►

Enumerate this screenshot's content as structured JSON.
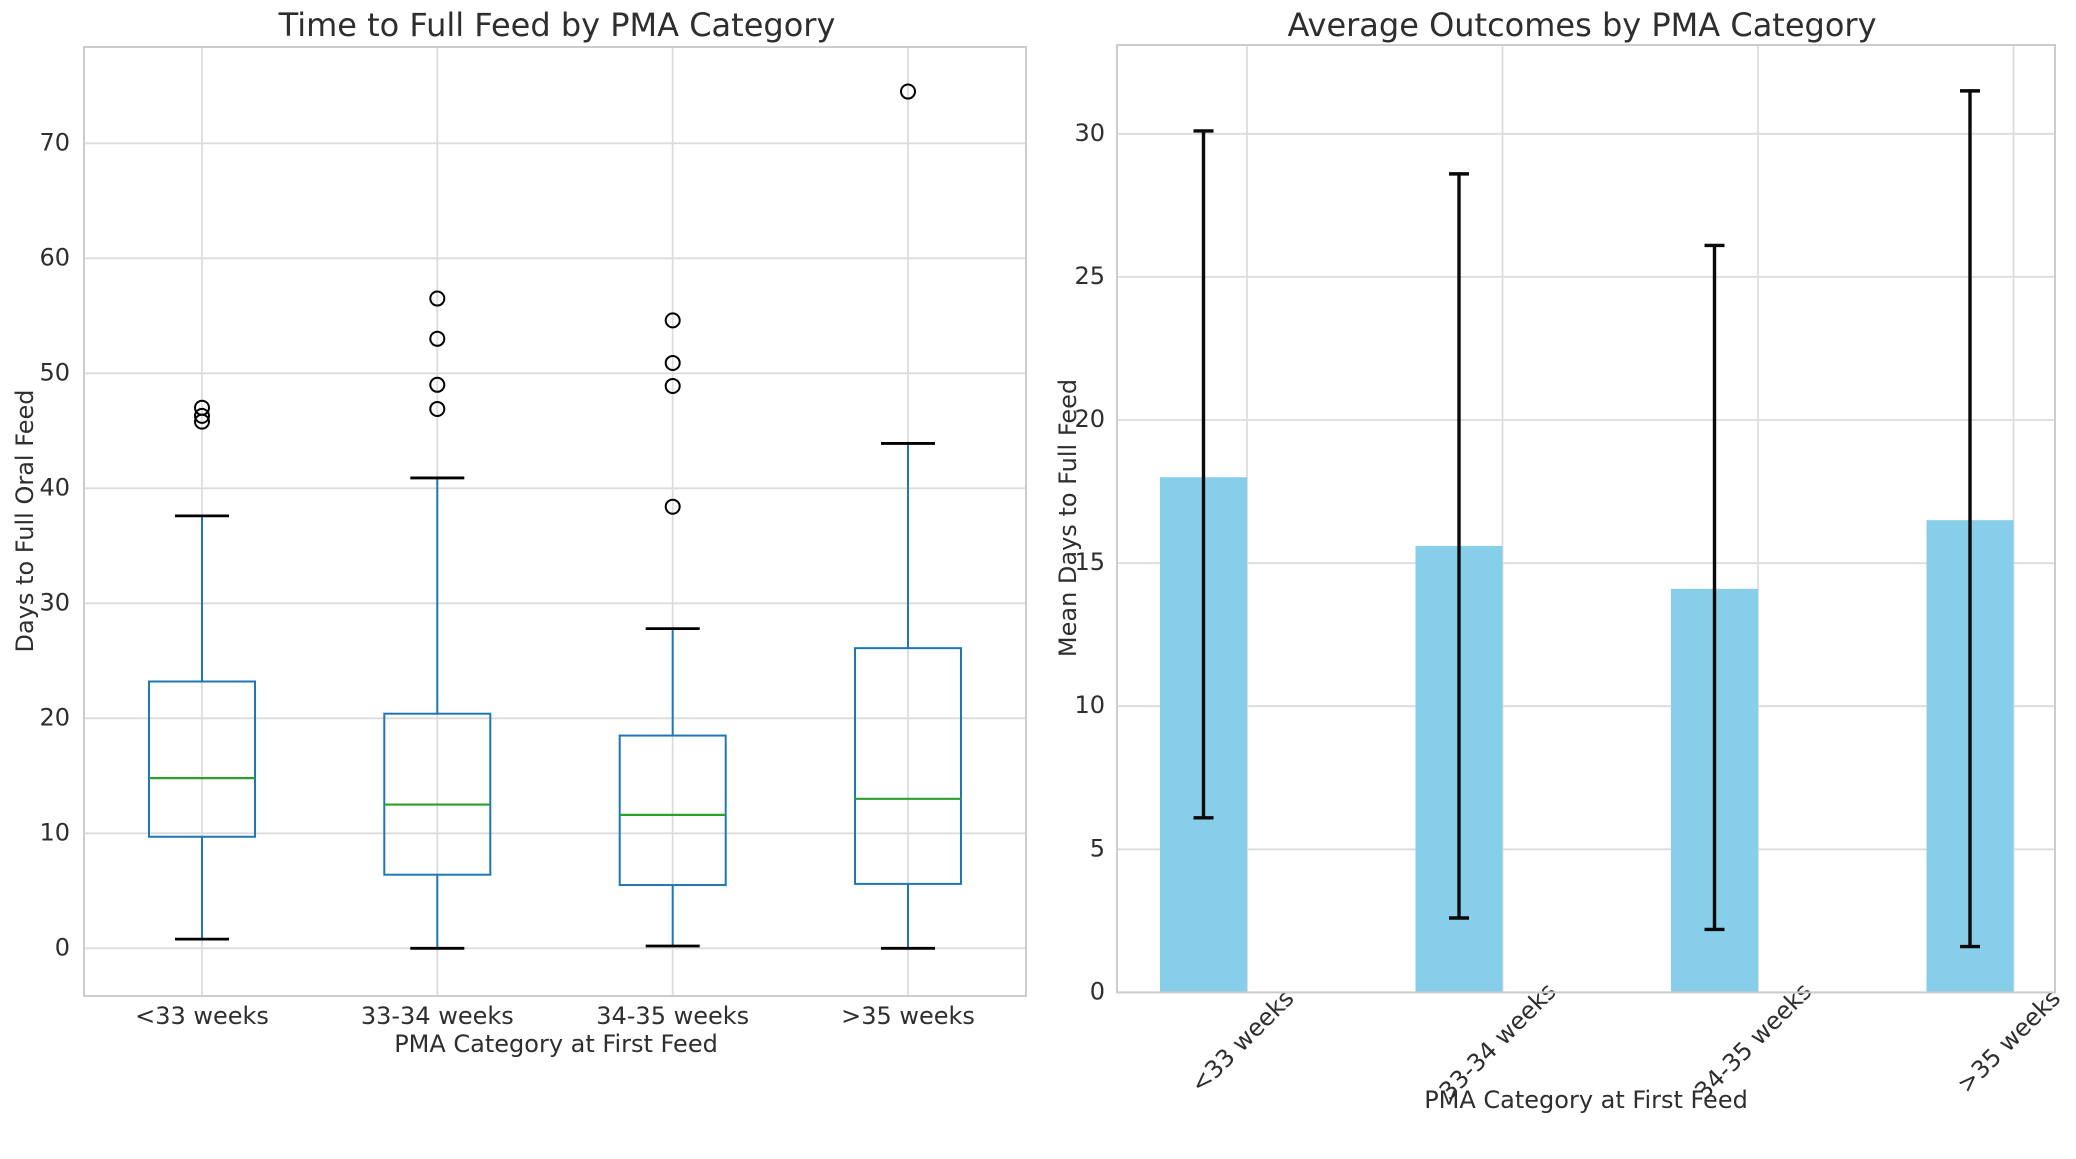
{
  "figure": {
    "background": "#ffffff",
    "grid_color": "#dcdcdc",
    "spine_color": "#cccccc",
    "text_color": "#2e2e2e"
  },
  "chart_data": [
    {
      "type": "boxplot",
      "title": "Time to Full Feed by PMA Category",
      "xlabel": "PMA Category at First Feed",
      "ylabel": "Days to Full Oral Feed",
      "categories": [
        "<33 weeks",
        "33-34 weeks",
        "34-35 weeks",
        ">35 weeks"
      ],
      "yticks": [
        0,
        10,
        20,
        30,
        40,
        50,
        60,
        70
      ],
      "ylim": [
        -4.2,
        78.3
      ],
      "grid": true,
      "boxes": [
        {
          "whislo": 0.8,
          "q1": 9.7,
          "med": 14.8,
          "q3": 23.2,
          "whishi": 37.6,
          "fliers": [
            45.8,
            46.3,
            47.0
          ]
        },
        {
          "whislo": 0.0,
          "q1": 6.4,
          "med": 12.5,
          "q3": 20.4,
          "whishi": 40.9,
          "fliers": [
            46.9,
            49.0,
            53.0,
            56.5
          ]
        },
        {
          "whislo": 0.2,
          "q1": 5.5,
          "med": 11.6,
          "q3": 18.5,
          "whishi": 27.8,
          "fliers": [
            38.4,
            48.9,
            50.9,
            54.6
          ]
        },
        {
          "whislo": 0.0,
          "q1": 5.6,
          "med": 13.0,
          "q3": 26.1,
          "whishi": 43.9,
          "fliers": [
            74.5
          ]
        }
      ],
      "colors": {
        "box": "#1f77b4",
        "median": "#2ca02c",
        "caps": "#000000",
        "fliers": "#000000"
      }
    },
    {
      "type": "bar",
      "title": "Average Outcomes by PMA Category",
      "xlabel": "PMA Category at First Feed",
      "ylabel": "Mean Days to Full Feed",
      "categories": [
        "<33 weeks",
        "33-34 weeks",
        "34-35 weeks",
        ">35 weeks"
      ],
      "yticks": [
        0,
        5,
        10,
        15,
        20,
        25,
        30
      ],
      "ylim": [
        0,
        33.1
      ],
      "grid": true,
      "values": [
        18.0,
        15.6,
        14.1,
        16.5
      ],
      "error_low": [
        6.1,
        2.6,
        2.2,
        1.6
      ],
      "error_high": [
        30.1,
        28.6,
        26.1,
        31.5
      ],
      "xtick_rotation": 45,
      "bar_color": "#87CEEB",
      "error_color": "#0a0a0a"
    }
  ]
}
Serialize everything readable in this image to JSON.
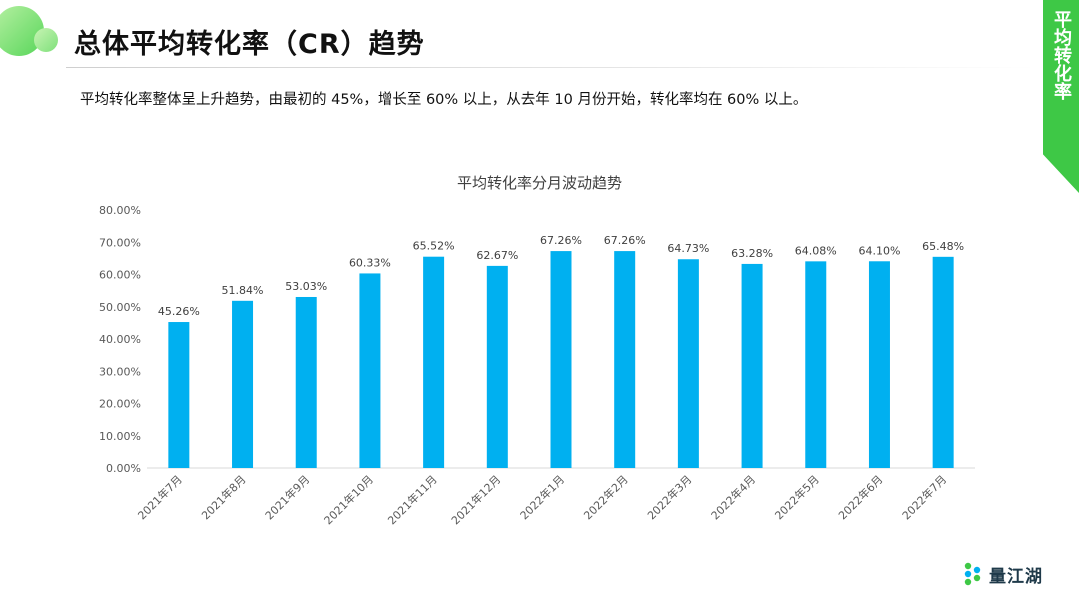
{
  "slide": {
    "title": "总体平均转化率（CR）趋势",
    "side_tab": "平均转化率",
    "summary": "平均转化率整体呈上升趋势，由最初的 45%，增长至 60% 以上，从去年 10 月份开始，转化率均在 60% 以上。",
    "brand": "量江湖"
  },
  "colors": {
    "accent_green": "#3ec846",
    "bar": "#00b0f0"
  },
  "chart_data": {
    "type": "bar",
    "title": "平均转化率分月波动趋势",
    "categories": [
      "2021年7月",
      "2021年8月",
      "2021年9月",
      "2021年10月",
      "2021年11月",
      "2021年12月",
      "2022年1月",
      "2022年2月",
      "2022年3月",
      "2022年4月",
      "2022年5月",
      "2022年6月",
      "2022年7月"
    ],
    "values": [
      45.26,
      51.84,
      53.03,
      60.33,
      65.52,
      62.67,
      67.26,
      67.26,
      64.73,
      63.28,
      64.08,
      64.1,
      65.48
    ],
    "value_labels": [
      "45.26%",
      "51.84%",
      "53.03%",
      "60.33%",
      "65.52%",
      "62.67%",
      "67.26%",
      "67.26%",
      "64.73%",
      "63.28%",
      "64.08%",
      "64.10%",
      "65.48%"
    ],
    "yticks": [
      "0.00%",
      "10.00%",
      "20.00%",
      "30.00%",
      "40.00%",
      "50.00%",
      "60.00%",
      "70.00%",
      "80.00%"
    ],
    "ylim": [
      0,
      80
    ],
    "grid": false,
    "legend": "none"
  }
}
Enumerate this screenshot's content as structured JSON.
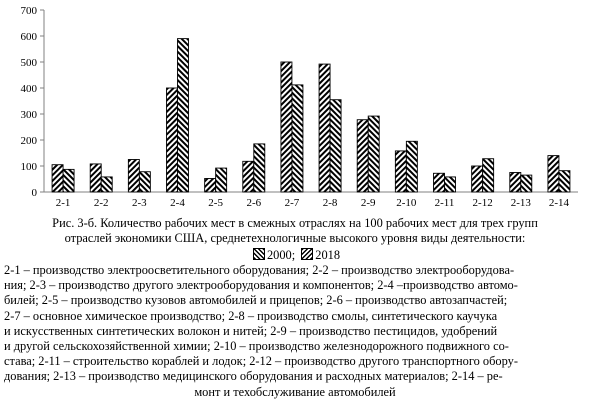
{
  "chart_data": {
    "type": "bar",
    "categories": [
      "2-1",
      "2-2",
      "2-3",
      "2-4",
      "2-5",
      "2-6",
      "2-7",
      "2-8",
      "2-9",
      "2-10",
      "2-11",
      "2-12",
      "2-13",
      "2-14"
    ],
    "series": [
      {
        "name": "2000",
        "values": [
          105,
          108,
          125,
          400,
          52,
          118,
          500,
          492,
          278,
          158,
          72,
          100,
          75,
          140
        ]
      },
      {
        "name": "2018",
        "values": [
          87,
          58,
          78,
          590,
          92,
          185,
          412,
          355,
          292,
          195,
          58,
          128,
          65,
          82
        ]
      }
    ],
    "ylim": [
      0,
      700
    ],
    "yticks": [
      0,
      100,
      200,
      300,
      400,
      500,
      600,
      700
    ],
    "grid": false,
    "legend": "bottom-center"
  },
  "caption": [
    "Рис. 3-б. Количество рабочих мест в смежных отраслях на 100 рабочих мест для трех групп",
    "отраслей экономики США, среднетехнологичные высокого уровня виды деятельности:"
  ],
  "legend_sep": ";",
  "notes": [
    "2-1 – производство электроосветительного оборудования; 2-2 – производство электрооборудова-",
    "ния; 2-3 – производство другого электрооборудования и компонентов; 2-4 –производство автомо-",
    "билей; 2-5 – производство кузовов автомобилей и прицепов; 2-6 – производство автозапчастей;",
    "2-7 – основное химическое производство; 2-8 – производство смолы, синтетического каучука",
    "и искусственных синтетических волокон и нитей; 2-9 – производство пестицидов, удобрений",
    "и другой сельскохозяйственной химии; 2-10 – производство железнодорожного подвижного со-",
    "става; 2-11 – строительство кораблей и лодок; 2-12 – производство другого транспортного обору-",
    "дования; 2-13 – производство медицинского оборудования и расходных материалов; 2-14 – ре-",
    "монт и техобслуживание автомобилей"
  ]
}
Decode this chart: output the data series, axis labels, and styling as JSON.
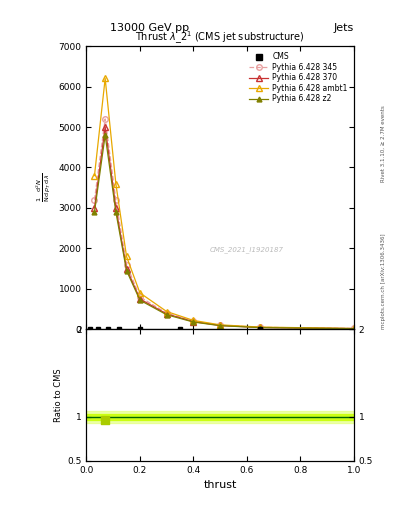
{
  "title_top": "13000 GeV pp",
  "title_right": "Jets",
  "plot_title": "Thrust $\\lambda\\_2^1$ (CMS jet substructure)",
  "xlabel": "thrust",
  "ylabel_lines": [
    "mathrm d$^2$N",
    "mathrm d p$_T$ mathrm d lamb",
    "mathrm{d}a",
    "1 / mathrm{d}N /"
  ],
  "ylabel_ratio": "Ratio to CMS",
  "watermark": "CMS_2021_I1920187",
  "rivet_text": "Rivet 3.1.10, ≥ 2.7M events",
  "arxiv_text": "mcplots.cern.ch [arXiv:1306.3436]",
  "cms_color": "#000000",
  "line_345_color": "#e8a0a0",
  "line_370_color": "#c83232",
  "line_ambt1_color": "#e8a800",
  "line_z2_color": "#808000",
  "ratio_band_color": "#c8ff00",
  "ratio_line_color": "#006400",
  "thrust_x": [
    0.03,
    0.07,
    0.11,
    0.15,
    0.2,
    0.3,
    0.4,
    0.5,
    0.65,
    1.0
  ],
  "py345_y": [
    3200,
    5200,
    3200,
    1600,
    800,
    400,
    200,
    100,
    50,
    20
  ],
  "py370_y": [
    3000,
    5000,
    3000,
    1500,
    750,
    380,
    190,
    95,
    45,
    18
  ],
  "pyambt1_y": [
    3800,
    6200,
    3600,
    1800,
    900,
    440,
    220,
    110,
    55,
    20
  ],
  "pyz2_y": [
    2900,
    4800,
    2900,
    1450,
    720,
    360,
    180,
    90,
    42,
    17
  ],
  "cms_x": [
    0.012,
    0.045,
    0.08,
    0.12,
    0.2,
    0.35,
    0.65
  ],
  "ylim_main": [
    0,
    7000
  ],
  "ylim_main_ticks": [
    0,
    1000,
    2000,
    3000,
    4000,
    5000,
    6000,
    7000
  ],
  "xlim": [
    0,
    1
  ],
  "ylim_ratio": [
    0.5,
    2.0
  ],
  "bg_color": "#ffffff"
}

◄

# Exercise objective
Return every line from the records above that holds the word "Category".

# The solution
      "title": "Time to Full Feed by PMA Category",
      "xlabel": "PMA Category at First Feed",
      "title": "Average Outcomes by PMA Category",
      "xlabel": "PMA Category at First Feed",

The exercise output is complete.